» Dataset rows

○ ○ ○ ○

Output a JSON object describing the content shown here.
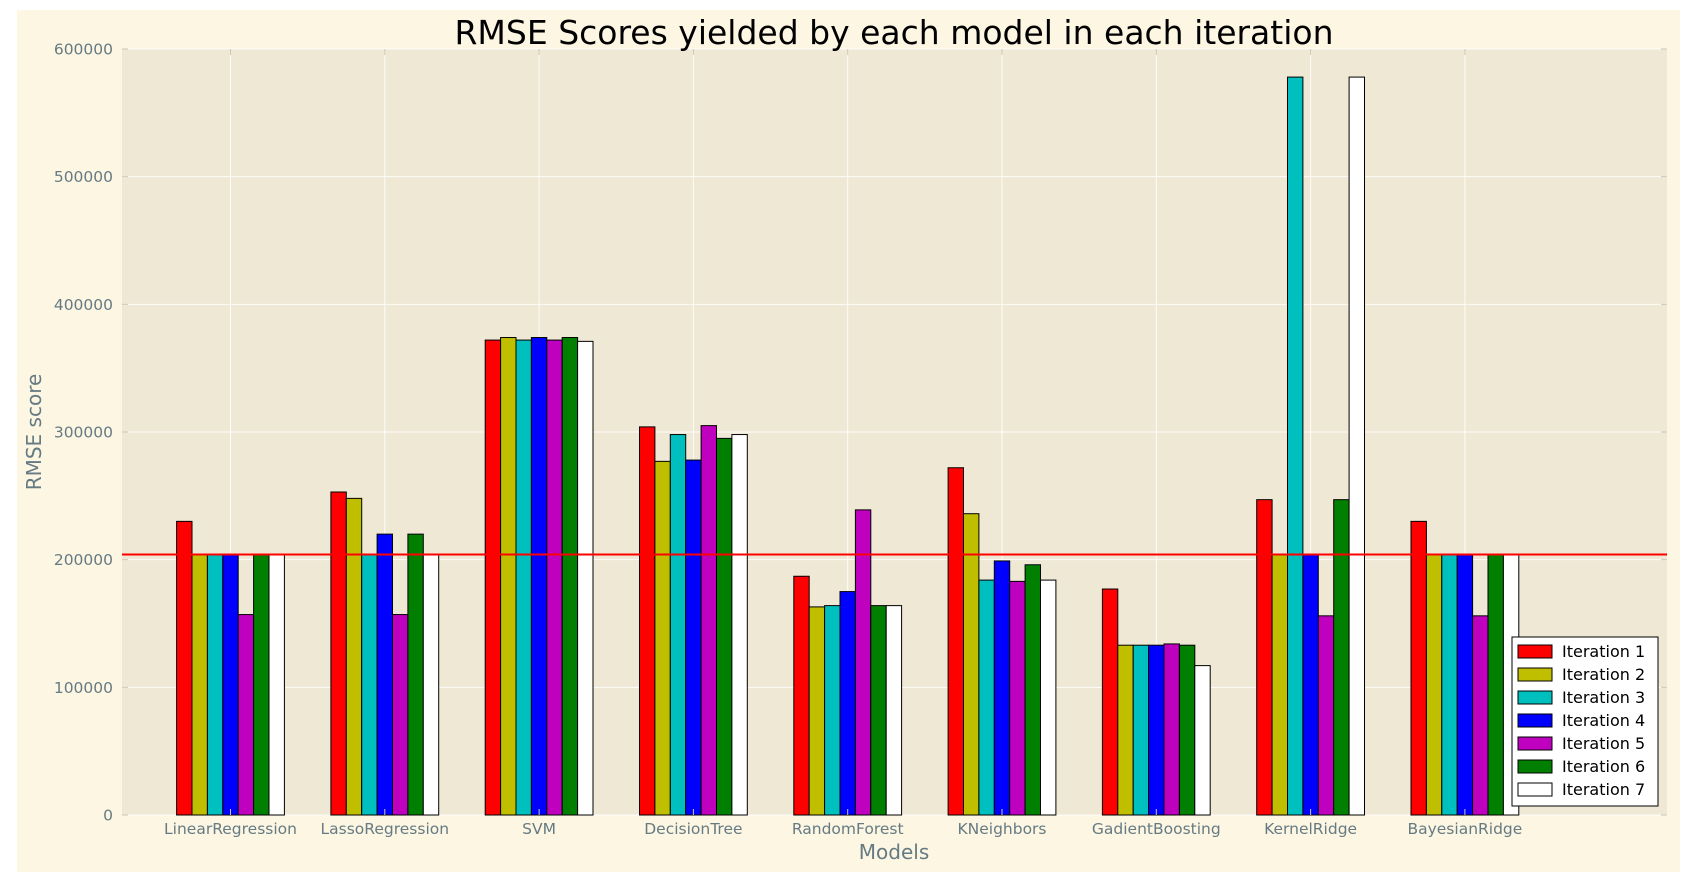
{
  "chart_data": {
    "type": "bar",
    "title": "RMSE Scores yielded by each model in each iteration",
    "xlabel": "Models",
    "ylabel": "RMSE score",
    "ylim": [
      0,
      600000
    ],
    "yticks": [
      "0",
      "100000",
      "200000",
      "300000",
      "400000",
      "500000",
      "600000"
    ],
    "categories": [
      "LinearRegression",
      "LassoRegression",
      "SVM",
      "DecisionTree",
      "RandomForest",
      "KNeighbors",
      "GadientBoosting",
      "KernelRidge",
      "BayesianRidge"
    ],
    "series": [
      {
        "name": "Iteration 1",
        "color": "#ff0000",
        "values": [
          230000,
          253000,
          372000,
          304000,
          187000,
          272000,
          177000,
          247000,
          230000
        ]
      },
      {
        "name": "Iteration 2",
        "color": "#bfbf00",
        "values": [
          204000,
          248000,
          374000,
          277000,
          163000,
          236000,
          133000,
          204000,
          204000
        ]
      },
      {
        "name": "Iteration 3",
        "color": "#00bfbf",
        "values": [
          204000,
          204000,
          372000,
          298000,
          164000,
          184000,
          133000,
          578000,
          204000
        ]
      },
      {
        "name": "Iteration 4",
        "color": "#0000ff",
        "values": [
          204000,
          220000,
          374000,
          278000,
          175000,
          199000,
          133000,
          204000,
          204000
        ]
      },
      {
        "name": "Iteration 5",
        "color": "#bf00bf",
        "values": [
          157000,
          157000,
          372000,
          305000,
          239000,
          183000,
          134000,
          156000,
          156000
        ]
      },
      {
        "name": "Iteration 6",
        "color": "#007f00",
        "values": [
          204000,
          220000,
          374000,
          295000,
          164000,
          196000,
          133000,
          247000,
          204000
        ]
      },
      {
        "name": "Iteration 7",
        "color": "#ffffff",
        "values": [
          204000,
          204000,
          371000,
          298000,
          164000,
          184000,
          117000,
          578000,
          204000
        ]
      }
    ],
    "reference_line": {
      "value": 204000,
      "color": "#ff0000"
    },
    "grid": true,
    "legend_position": "lower-right",
    "background": "#fdf6e3",
    "plot_background": "#eee8d5"
  }
}
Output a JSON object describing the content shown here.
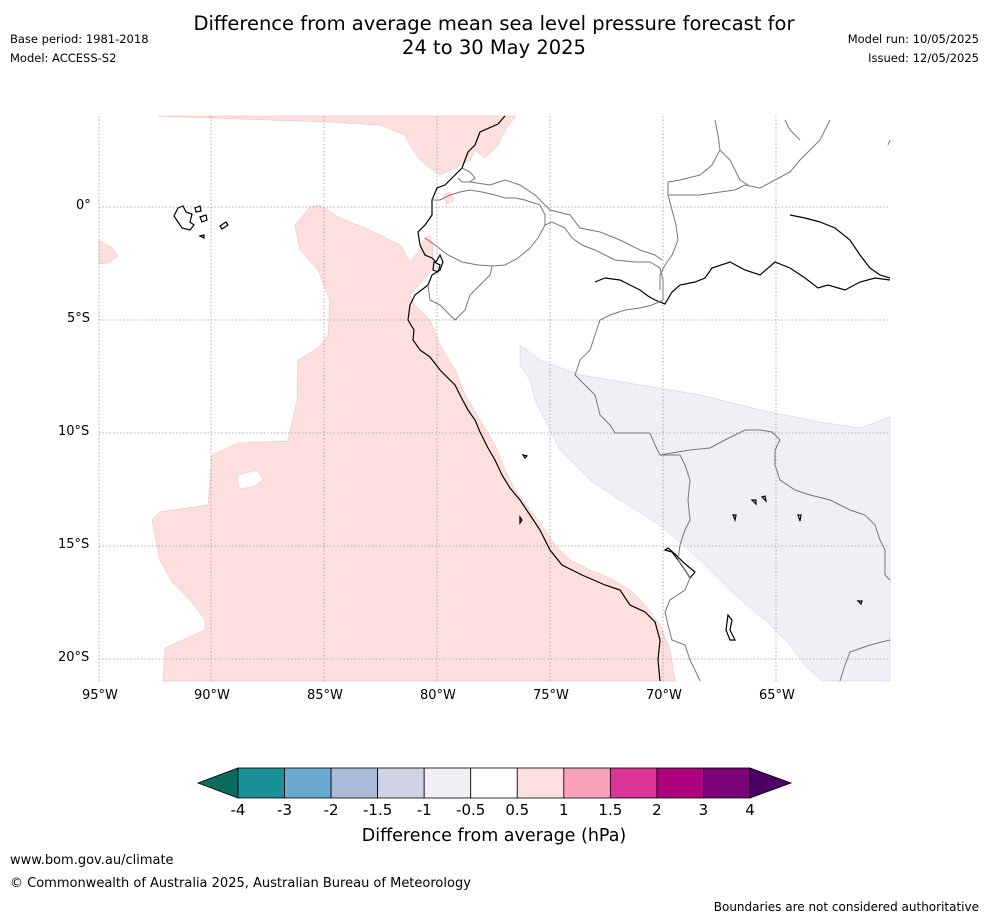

○ ○ ○ ○

» Required task
Leave images out of the retyped records; keep all else exact.

» Task result
Output a JSON object describing the content shown here.
{
  "chart_data": {
    "type": "bar",
    "title": "RMSE Scores yielded by each model in each iteration",
    "xlabel": "Models",
    "ylabel": "RMSE score",
    "ylim": [
      0,
      600000
    ],
    "yticks": [
      "0",
      "100000",
      "200000",
      "300000",
      "400000",
      "500000",
      "600000"
    ],
    "categories": [
      "LinearRegression",
      "LassoRegression",
      "SVM",
      "DecisionTree",
      "RandomForest",
      "KNeighbors",
      "GadientBoosting",
      "KernelRidge",
      "BayesianRidge"
    ],
    "series": [
      {
        "name": "Iteration 1",
        "color": "#ff0000",
        "values": [
          230000,
          253000,
          372000,
          304000,
          187000,
          272000,
          177000,
          247000,
          230000
        ]
      },
      {
        "name": "Iteration 2",
        "color": "#bfbf00",
        "values": [
          204000,
          248000,
          374000,
          277000,
          163000,
          236000,
          133000,
          204000,
          204000
        ]
      },
      {
        "name": "Iteration 3",
        "color": "#00bfbf",
        "values": [
          204000,
          204000,
          372000,
          298000,
          164000,
          184000,
          133000,
          578000,
          204000
        ]
      },
      {
        "name": "Iteration 4",
        "color": "#0000ff",
        "values": [
          204000,
          220000,
          374000,
          278000,
          175000,
          199000,
          133000,
          204000,
          204000
        ]
      },
      {
        "name": "Iteration 5",
        "color": "#bf00bf",
        "values": [
          157000,
          157000,
          372000,
          305000,
          239000,
          183000,
          134000,
          156000,
          156000
        ]
      },
      {
        "name": "Iteration 6",
        "color": "#007f00",
        "values": [
          204000,
          220000,
          374000,
          295000,
          164000,
          196000,
          133000,
          247000,
          204000
        ]
      },
      {
        "name": "Iteration 7",
        "color": "#ffffff",
        "values": [
          204000,
          204000,
          371000,
          298000,
          164000,
          184000,
          117000,
          578000,
          204000
        ]
      }
    ],
    "reference_line": {
      "value": 204000,
      "color": "#ff0000"
    },
    "grid": true,
    "legend_position": "lower-right",
    "background": "#fdf6e3",
    "plot_background": "#eee8d5"
  }
}
Output a JSON object describing the content shown here.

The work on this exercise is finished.